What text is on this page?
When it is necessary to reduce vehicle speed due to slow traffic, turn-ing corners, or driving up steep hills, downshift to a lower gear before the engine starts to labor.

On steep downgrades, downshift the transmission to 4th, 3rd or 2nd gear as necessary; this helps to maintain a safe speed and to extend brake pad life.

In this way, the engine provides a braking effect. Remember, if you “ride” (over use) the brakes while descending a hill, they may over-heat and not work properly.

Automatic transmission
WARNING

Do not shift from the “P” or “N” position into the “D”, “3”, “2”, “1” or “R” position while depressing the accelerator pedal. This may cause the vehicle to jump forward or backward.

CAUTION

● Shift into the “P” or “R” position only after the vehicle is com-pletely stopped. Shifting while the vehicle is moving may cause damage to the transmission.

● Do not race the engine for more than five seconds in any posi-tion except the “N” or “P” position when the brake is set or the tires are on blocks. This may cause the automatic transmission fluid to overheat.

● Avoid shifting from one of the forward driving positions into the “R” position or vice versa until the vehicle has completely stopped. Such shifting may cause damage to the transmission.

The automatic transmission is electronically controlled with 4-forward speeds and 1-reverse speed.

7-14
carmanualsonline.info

########

_Problem:_ Each line must be given again exactly as written above.

_Correct result:_
What text is on this page?
When it is necessary to reduce vehicle speed due to slow traffic, turn-ing corners, or driving up steep hills, downshift to a lower gear before the engine starts to labor.

On steep downgrades, downshift the transmission to 4th, 3rd or 2nd gear as necessary; this helps to maintain a safe speed and to extend brake pad life.

In this way, the engine provides a braking effect. Remember, if you “ride” (over use) the brakes while descending a hill, they may over-heat and not work properly.

Automatic transmission
WARNING

Do not shift from the “P” or “N” position into the “D”, “3”, “2”, “1” or “R” position while depressing the accelerator pedal. This may cause the vehicle to jump forward or backward.

CAUTION

● Shift into the “P” or “R” position only after the vehicle is com-pletely stopped. Shifting while the vehicle is moving may cause damage to the transmission.

● Do not race the engine for more than five seconds in any posi-tion except the “N” or “P” position when the brake is set or the tires are on blocks. This may cause the automatic transmission fluid to overheat.

● Avoid shifting from one of the forward driving positions into the “R” position or vice versa until the vehicle has completely stopped. Such shifting may cause damage to the transmission.

The automatic transmission is electronically controlled with 4-forward speeds and 1-reverse speed.

7-14
carmanualsonline.info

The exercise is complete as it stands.